- [What the task asks] Using the entries that follow, state how many lines contain the word "UPenn". The response is that number and nothing more.

- [Records from a dataset]
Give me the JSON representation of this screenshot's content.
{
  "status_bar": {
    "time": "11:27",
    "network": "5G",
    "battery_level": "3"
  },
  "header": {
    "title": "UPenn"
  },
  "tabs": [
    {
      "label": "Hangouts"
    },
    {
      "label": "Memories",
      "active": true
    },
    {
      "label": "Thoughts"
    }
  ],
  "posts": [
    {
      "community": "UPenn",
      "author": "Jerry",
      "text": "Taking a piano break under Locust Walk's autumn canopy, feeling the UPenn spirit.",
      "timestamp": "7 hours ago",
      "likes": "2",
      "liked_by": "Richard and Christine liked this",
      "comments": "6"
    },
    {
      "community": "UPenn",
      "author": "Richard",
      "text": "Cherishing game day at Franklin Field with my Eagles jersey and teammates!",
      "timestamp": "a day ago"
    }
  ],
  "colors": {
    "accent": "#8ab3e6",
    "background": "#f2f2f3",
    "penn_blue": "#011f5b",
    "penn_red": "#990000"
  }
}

- [Reply] 4